Stated exercise: Return every line of the data below that includes the string "JSON".

(Data entries)
--------

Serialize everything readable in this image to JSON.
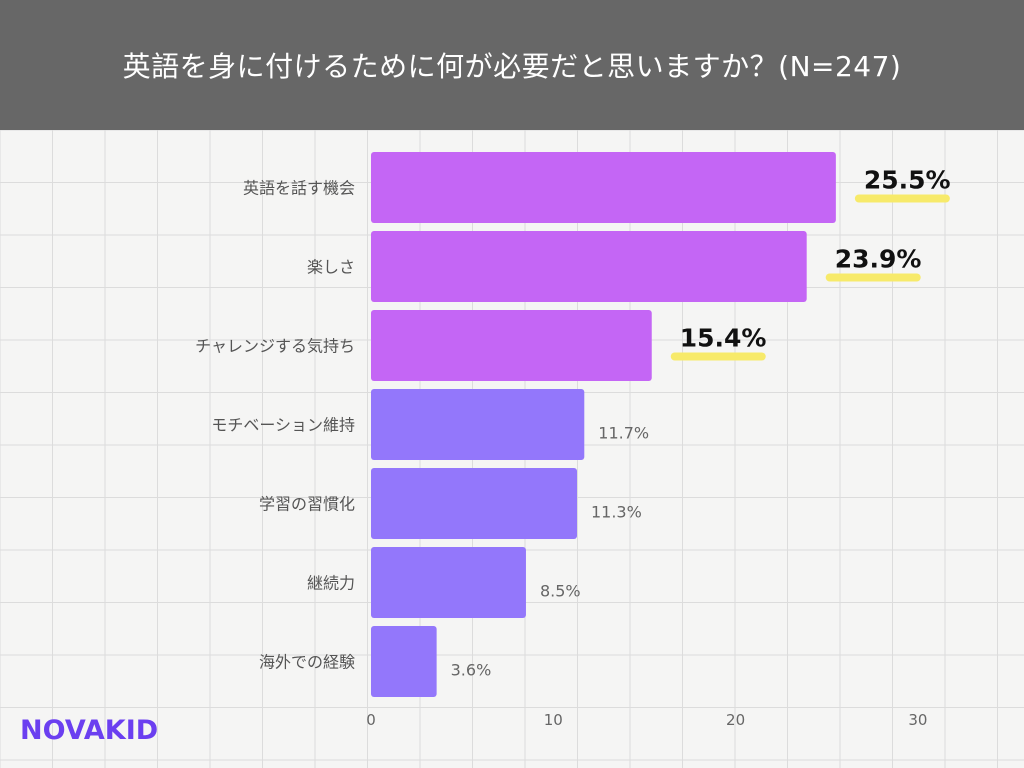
{
  "header": {
    "title": "英語を身に付けるために何が必要だと思いますか？(N=247)"
  },
  "logo": {
    "text": "NOVAKID"
  },
  "colors": {
    "highlight_bar": "#c466f5",
    "normal_bar": "#9377fb",
    "marker": "#f7ea6a",
    "header_bg": "#676767"
  },
  "chart_data": {
    "type": "bar",
    "orientation": "horizontal",
    "title": "英語を身に付けるために何が必要だと思いますか？(N=247)",
    "categories": [
      "英語を話す機会",
      "楽しさ",
      "チャレンジする気持ち",
      "モチベーション維持",
      "学習の習慣化",
      "継続力",
      "海外での経験"
    ],
    "values": [
      25.5,
      23.9,
      15.4,
      11.7,
      11.3,
      8.5,
      3.6
    ],
    "value_labels": [
      "25.5%",
      "23.9%",
      "15.4%",
      "11.7%",
      "11.3%",
      "8.5%",
      "3.6%"
    ],
    "highlighted": [
      true,
      true,
      true,
      false,
      false,
      false,
      false
    ],
    "xlim": [
      0,
      35
    ],
    "xticks": [
      0,
      10,
      20,
      30
    ],
    "grid": true
  }
}
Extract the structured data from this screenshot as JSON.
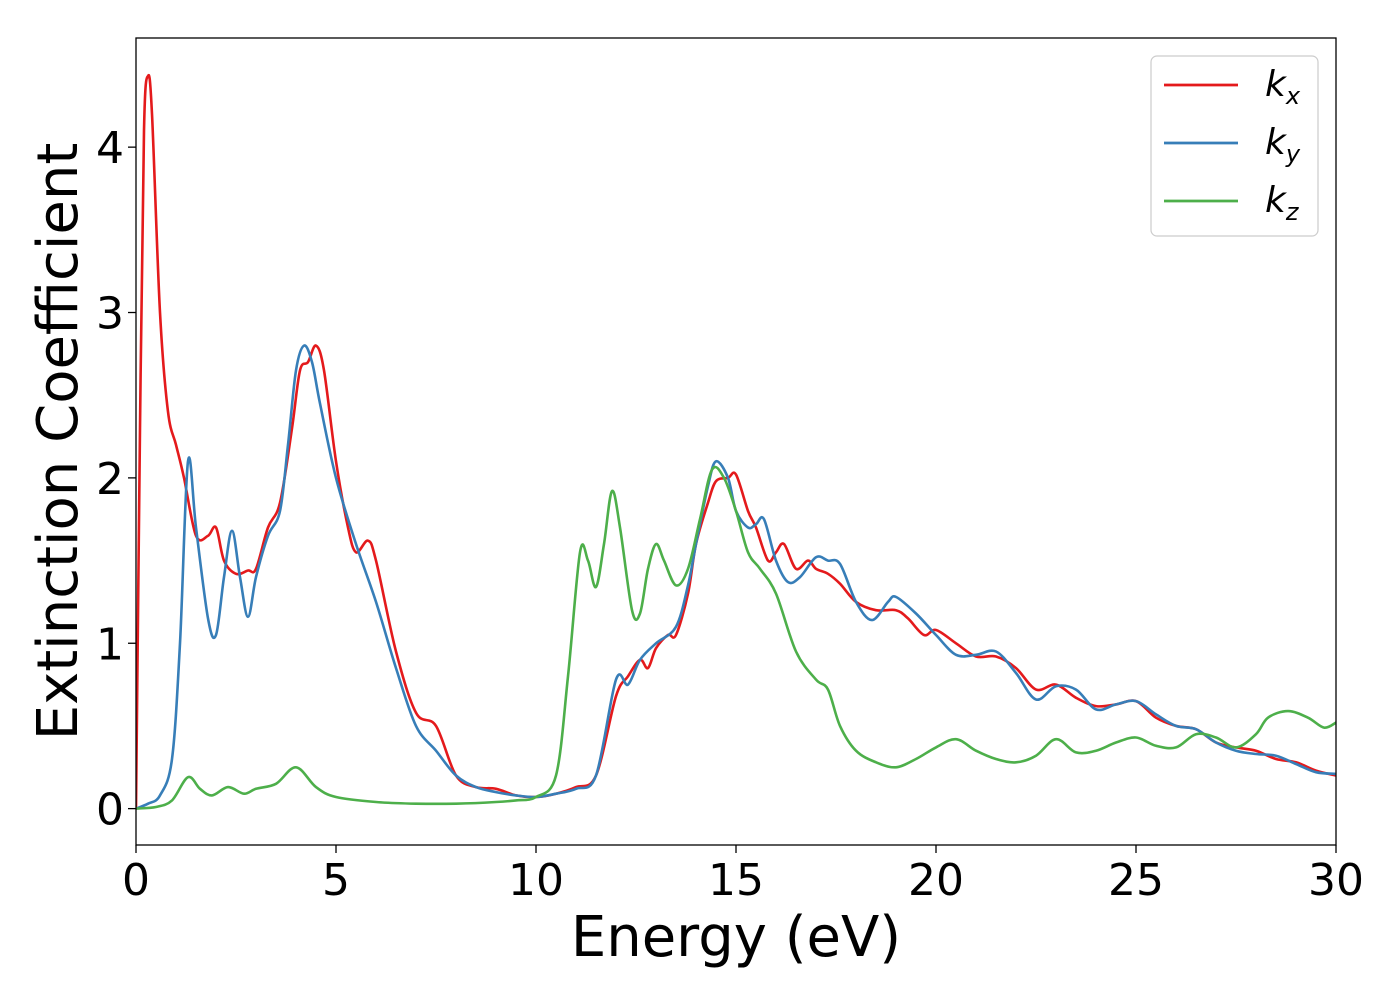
{
  "chart_data": {
    "type": "line",
    "xlabel": "Energy (eV)",
    "ylabel": "Extinction Coefficient",
    "xlim": [
      0,
      30
    ],
    "ylim": [
      -0.22,
      4.66
    ],
    "x_ticks": [
      0,
      5,
      10,
      15,
      20,
      25,
      30
    ],
    "x_tick_labels": [
      "0",
      "5",
      "10",
      "15",
      "20",
      "25",
      "30"
    ],
    "y_ticks": [
      0,
      1,
      2,
      3,
      4
    ],
    "y_tick_labels": [
      "0",
      "1",
      "2",
      "3",
      "4"
    ],
    "grid": false,
    "legend_position": "top-right",
    "legend": [
      {
        "base": "k",
        "sub": "x",
        "color": "#e41a1c"
      },
      {
        "base": "k",
        "sub": "y",
        "color": "#377eb8"
      },
      {
        "base": "k",
        "sub": "z",
        "color": "#4daf4a"
      }
    ],
    "series": [
      {
        "name": "kx",
        "color": "#e41a1c",
        "points": [
          [
            0,
            0
          ],
          [
            0.1,
            2.3
          ],
          [
            0.2,
            4.1
          ],
          [
            0.3,
            4.43
          ],
          [
            0.4,
            4.2
          ],
          [
            0.6,
            3.0
          ],
          [
            0.8,
            2.4
          ],
          [
            1.0,
            2.2
          ],
          [
            1.2,
            2.0
          ],
          [
            1.5,
            1.65
          ],
          [
            1.8,
            1.65
          ],
          [
            2.0,
            1.7
          ],
          [
            2.2,
            1.5
          ],
          [
            2.5,
            1.42
          ],
          [
            2.8,
            1.44
          ],
          [
            3.0,
            1.45
          ],
          [
            3.3,
            1.7
          ],
          [
            3.6,
            1.85
          ],
          [
            3.9,
            2.3
          ],
          [
            4.1,
            2.65
          ],
          [
            4.3,
            2.7
          ],
          [
            4.5,
            2.8
          ],
          [
            4.7,
            2.65
          ],
          [
            5.0,
            2.1
          ],
          [
            5.3,
            1.7
          ],
          [
            5.5,
            1.55
          ],
          [
            5.8,
            1.62
          ],
          [
            6.0,
            1.5
          ],
          [
            6.5,
            0.95
          ],
          [
            7.0,
            0.58
          ],
          [
            7.5,
            0.5
          ],
          [
            8.0,
            0.2
          ],
          [
            8.5,
            0.13
          ],
          [
            9.0,
            0.12
          ],
          [
            9.5,
            0.08
          ],
          [
            10,
            0.07
          ],
          [
            10.5,
            0.09
          ],
          [
            11.0,
            0.13
          ],
          [
            11.5,
            0.2
          ],
          [
            12.0,
            0.68
          ],
          [
            12.3,
            0.8
          ],
          [
            12.6,
            0.9
          ],
          [
            12.8,
            0.85
          ],
          [
            13.0,
            0.97
          ],
          [
            13.3,
            1.05
          ],
          [
            13.5,
            1.05
          ],
          [
            13.8,
            1.3
          ],
          [
            14.0,
            1.6
          ],
          [
            14.3,
            1.85
          ],
          [
            14.5,
            1.98
          ],
          [
            14.8,
            2.0
          ],
          [
            15.0,
            2.02
          ],
          [
            15.3,
            1.8
          ],
          [
            15.5,
            1.7
          ],
          [
            15.8,
            1.5
          ],
          [
            16.0,
            1.55
          ],
          [
            16.2,
            1.6
          ],
          [
            16.5,
            1.45
          ],
          [
            16.8,
            1.5
          ],
          [
            17.0,
            1.45
          ],
          [
            17.3,
            1.42
          ],
          [
            17.6,
            1.36
          ],
          [
            18.0,
            1.25
          ],
          [
            18.5,
            1.2
          ],
          [
            19.0,
            1.2
          ],
          [
            19.3,
            1.15
          ],
          [
            19.7,
            1.05
          ],
          [
            20.0,
            1.08
          ],
          [
            20.5,
            1.0
          ],
          [
            21.0,
            0.92
          ],
          [
            21.5,
            0.92
          ],
          [
            22.0,
            0.85
          ],
          [
            22.5,
            0.72
          ],
          [
            23.0,
            0.75
          ],
          [
            23.5,
            0.67
          ],
          [
            24.0,
            0.62
          ],
          [
            24.5,
            0.63
          ],
          [
            25.0,
            0.65
          ],
          [
            25.5,
            0.55
          ],
          [
            26.0,
            0.5
          ],
          [
            26.5,
            0.48
          ],
          [
            27.0,
            0.4
          ],
          [
            27.5,
            0.37
          ],
          [
            28.0,
            0.35
          ],
          [
            28.5,
            0.3
          ],
          [
            29.0,
            0.28
          ],
          [
            29.5,
            0.23
          ],
          [
            30.0,
            0.2
          ]
        ]
      },
      {
        "name": "ky",
        "color": "#377eb8",
        "points": [
          [
            0,
            0
          ],
          [
            0.3,
            0.03
          ],
          [
            0.6,
            0.08
          ],
          [
            0.9,
            0.3
          ],
          [
            1.1,
            1.0
          ],
          [
            1.3,
            2.1
          ],
          [
            1.5,
            1.7
          ],
          [
            1.8,
            1.15
          ],
          [
            2.0,
            1.05
          ],
          [
            2.2,
            1.4
          ],
          [
            2.4,
            1.68
          ],
          [
            2.6,
            1.4
          ],
          [
            2.8,
            1.16
          ],
          [
            3.0,
            1.4
          ],
          [
            3.3,
            1.65
          ],
          [
            3.6,
            1.8
          ],
          [
            3.8,
            2.2
          ],
          [
            4.0,
            2.65
          ],
          [
            4.2,
            2.8
          ],
          [
            4.4,
            2.7
          ],
          [
            4.6,
            2.45
          ],
          [
            5.0,
            2.0
          ],
          [
            5.5,
            1.6
          ],
          [
            6.0,
            1.25
          ],
          [
            6.5,
            0.85
          ],
          [
            7.0,
            0.5
          ],
          [
            7.5,
            0.35
          ],
          [
            8.0,
            0.2
          ],
          [
            8.5,
            0.13
          ],
          [
            9.0,
            0.1
          ],
          [
            9.5,
            0.08
          ],
          [
            10,
            0.07
          ],
          [
            10.5,
            0.09
          ],
          [
            11.0,
            0.12
          ],
          [
            11.5,
            0.2
          ],
          [
            12.0,
            0.78
          ],
          [
            12.3,
            0.75
          ],
          [
            12.6,
            0.9
          ],
          [
            13.0,
            1.0
          ],
          [
            13.5,
            1.1
          ],
          [
            13.8,
            1.35
          ],
          [
            14.0,
            1.6
          ],
          [
            14.3,
            1.95
          ],
          [
            14.5,
            2.1
          ],
          [
            14.8,
            2.0
          ],
          [
            15.0,
            1.8
          ],
          [
            15.3,
            1.7
          ],
          [
            15.5,
            1.72
          ],
          [
            15.7,
            1.75
          ],
          [
            16.0,
            1.5
          ],
          [
            16.3,
            1.37
          ],
          [
            16.6,
            1.4
          ],
          [
            17.0,
            1.52
          ],
          [
            17.3,
            1.5
          ],
          [
            17.6,
            1.48
          ],
          [
            18.0,
            1.25
          ],
          [
            18.4,
            1.14
          ],
          [
            18.8,
            1.25
          ],
          [
            19.0,
            1.28
          ],
          [
            19.5,
            1.18
          ],
          [
            20.0,
            1.05
          ],
          [
            20.5,
            0.93
          ],
          [
            21.0,
            0.93
          ],
          [
            21.5,
            0.95
          ],
          [
            22.0,
            0.82
          ],
          [
            22.5,
            0.66
          ],
          [
            23.0,
            0.74
          ],
          [
            23.5,
            0.72
          ],
          [
            24.0,
            0.6
          ],
          [
            24.5,
            0.63
          ],
          [
            25.0,
            0.65
          ],
          [
            25.5,
            0.57
          ],
          [
            26.0,
            0.5
          ],
          [
            26.5,
            0.48
          ],
          [
            27.0,
            0.4
          ],
          [
            27.5,
            0.35
          ],
          [
            28.0,
            0.33
          ],
          [
            28.5,
            0.32
          ],
          [
            29.0,
            0.27
          ],
          [
            29.5,
            0.22
          ],
          [
            30.0,
            0.21
          ]
        ]
      },
      {
        "name": "kz",
        "color": "#4daf4a",
        "points": [
          [
            0,
            0
          ],
          [
            0.5,
            0.01
          ],
          [
            0.9,
            0.05
          ],
          [
            1.3,
            0.19
          ],
          [
            1.6,
            0.12
          ],
          [
            1.9,
            0.08
          ],
          [
            2.3,
            0.13
          ],
          [
            2.7,
            0.09
          ],
          [
            3.0,
            0.12
          ],
          [
            3.5,
            0.15
          ],
          [
            4.0,
            0.25
          ],
          [
            4.5,
            0.13
          ],
          [
            5.0,
            0.07
          ],
          [
            6.0,
            0.04
          ],
          [
            7.0,
            0.03
          ],
          [
            8.0,
            0.03
          ],
          [
            9.0,
            0.04
          ],
          [
            9.5,
            0.05
          ],
          [
            10.0,
            0.07
          ],
          [
            10.5,
            0.2
          ],
          [
            10.8,
            0.8
          ],
          [
            11.1,
            1.55
          ],
          [
            11.3,
            1.5
          ],
          [
            11.5,
            1.34
          ],
          [
            11.7,
            1.6
          ],
          [
            11.9,
            1.92
          ],
          [
            12.1,
            1.7
          ],
          [
            12.4,
            1.2
          ],
          [
            12.6,
            1.18
          ],
          [
            12.8,
            1.45
          ],
          [
            13.0,
            1.6
          ],
          [
            13.2,
            1.5
          ],
          [
            13.5,
            1.35
          ],
          [
            13.8,
            1.45
          ],
          [
            14.1,
            1.75
          ],
          [
            14.4,
            2.05
          ],
          [
            14.7,
            2.0
          ],
          [
            15.0,
            1.8
          ],
          [
            15.3,
            1.55
          ],
          [
            15.6,
            1.45
          ],
          [
            16.0,
            1.3
          ],
          [
            16.5,
            0.95
          ],
          [
            17.0,
            0.78
          ],
          [
            17.3,
            0.72
          ],
          [
            17.6,
            0.5
          ],
          [
            18.0,
            0.35
          ],
          [
            18.5,
            0.28
          ],
          [
            19.0,
            0.25
          ],
          [
            19.5,
            0.3
          ],
          [
            20.0,
            0.37
          ],
          [
            20.5,
            0.42
          ],
          [
            21.0,
            0.35
          ],
          [
            21.5,
            0.3
          ],
          [
            22.0,
            0.28
          ],
          [
            22.5,
            0.32
          ],
          [
            23.0,
            0.42
          ],
          [
            23.5,
            0.34
          ],
          [
            24.0,
            0.35
          ],
          [
            24.5,
            0.4
          ],
          [
            25.0,
            0.43
          ],
          [
            25.5,
            0.38
          ],
          [
            26.0,
            0.37
          ],
          [
            26.5,
            0.45
          ],
          [
            27.0,
            0.43
          ],
          [
            27.5,
            0.37
          ],
          [
            28.0,
            0.45
          ],
          [
            28.3,
            0.55
          ],
          [
            28.8,
            0.59
          ],
          [
            29.3,
            0.55
          ],
          [
            29.7,
            0.49
          ],
          [
            30.0,
            0.52
          ]
        ]
      }
    ]
  }
}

--------

Correct response:
Serialize everything readable in this image to JSON.
Extract the structured data from this screenshot as JSON.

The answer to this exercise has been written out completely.